— begin RAW DATA —
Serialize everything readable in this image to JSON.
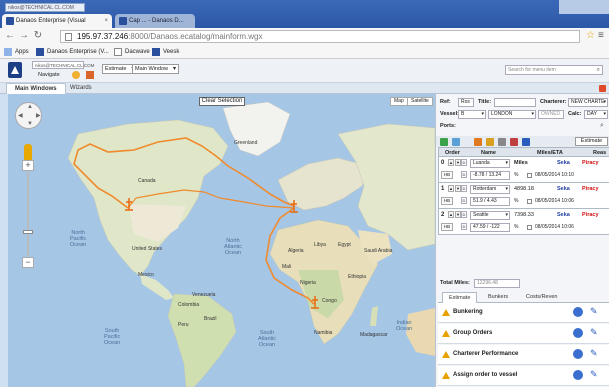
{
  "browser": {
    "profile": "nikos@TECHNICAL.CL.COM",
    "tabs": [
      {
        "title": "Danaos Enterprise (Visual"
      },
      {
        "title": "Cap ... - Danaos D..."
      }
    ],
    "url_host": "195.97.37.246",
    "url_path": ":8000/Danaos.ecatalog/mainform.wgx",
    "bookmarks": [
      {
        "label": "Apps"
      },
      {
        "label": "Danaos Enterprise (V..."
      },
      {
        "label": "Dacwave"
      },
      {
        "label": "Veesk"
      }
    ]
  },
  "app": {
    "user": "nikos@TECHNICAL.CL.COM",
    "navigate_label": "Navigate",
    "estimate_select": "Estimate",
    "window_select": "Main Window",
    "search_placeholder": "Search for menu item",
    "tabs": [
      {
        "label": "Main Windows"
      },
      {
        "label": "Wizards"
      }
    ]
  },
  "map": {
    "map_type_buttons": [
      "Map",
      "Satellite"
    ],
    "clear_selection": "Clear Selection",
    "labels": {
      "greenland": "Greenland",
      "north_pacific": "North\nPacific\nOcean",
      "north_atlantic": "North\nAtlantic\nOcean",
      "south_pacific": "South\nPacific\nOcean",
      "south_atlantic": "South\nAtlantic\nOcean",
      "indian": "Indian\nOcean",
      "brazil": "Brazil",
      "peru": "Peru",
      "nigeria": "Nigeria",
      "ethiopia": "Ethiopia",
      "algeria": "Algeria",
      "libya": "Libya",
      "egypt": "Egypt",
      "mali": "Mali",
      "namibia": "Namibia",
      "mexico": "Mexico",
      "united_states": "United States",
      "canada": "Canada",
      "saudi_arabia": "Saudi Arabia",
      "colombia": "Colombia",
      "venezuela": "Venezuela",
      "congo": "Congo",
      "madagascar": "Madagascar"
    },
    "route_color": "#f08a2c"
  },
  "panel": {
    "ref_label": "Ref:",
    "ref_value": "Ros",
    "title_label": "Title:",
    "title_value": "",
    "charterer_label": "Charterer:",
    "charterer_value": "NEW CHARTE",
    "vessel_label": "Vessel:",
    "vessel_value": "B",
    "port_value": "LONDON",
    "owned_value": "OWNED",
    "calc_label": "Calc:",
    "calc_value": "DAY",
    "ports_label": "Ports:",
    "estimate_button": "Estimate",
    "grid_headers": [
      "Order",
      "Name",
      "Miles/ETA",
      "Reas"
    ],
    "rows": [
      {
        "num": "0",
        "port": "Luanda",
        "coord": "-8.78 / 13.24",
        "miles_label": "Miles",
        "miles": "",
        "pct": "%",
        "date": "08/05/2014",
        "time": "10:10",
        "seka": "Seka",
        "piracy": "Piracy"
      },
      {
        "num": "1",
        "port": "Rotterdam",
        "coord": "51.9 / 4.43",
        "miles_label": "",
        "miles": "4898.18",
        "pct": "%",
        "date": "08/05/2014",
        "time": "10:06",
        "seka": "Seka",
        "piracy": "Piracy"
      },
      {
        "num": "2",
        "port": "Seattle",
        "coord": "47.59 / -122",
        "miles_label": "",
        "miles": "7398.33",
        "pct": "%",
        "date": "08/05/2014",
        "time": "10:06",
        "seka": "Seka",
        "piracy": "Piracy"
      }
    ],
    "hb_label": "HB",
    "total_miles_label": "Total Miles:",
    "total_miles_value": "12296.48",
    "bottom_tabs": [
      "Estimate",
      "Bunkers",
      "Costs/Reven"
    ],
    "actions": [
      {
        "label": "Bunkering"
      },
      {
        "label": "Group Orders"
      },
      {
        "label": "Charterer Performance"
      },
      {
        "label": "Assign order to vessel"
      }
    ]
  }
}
— end RAW DATA —
— begin RAW DATA —
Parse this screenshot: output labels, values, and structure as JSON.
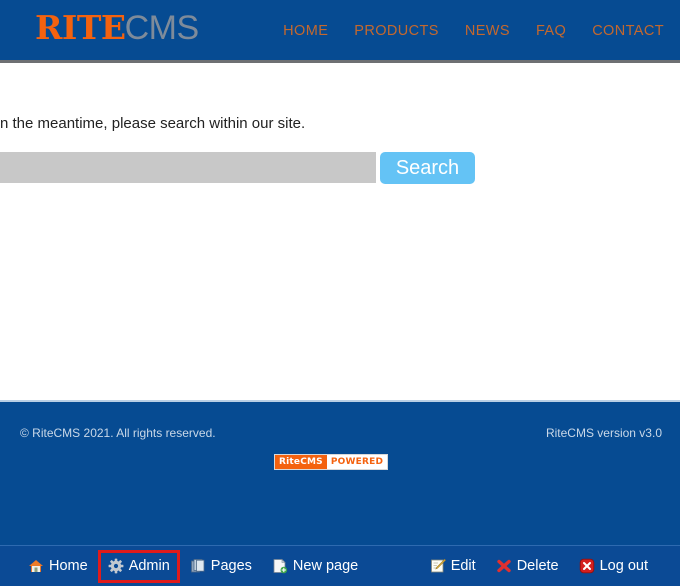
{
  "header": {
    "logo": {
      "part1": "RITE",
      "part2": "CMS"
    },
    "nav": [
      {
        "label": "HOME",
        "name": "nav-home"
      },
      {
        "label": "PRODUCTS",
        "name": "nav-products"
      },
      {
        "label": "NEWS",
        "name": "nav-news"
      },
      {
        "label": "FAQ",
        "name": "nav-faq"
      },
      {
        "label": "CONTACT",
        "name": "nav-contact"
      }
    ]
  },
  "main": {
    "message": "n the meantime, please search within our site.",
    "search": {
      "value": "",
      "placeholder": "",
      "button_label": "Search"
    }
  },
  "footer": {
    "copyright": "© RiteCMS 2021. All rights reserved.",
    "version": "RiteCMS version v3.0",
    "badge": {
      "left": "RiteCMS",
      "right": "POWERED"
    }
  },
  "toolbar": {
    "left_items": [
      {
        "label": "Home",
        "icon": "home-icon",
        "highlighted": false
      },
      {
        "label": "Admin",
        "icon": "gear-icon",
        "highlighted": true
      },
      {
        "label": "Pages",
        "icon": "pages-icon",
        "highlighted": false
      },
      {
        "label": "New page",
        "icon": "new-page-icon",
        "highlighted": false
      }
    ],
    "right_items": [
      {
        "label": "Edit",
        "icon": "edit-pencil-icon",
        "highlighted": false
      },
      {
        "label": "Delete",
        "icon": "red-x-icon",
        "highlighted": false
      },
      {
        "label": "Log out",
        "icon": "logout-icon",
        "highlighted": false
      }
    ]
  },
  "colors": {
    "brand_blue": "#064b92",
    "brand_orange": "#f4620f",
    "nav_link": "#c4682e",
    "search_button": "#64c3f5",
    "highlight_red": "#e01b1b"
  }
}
— end RAW DATA —
— begin RAW DATA —
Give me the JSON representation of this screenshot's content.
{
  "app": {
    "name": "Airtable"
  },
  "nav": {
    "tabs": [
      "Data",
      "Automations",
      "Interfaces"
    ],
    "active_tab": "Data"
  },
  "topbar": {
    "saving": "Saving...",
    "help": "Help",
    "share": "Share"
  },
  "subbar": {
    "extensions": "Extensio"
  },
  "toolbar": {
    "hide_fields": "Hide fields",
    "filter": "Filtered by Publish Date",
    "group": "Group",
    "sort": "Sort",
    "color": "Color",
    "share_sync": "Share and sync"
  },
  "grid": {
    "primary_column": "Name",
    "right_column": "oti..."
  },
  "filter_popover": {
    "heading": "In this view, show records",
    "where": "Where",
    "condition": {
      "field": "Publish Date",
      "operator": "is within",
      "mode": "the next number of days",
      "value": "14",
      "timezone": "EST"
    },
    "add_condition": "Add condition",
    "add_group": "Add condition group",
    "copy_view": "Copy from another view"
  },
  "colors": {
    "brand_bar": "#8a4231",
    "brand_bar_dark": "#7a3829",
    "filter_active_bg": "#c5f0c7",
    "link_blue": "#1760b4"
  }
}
— end RAW DATA —
• TASK PROMPT
The word "nPacific" appears in how many lines of the records? Give the number only.

• REPLY
2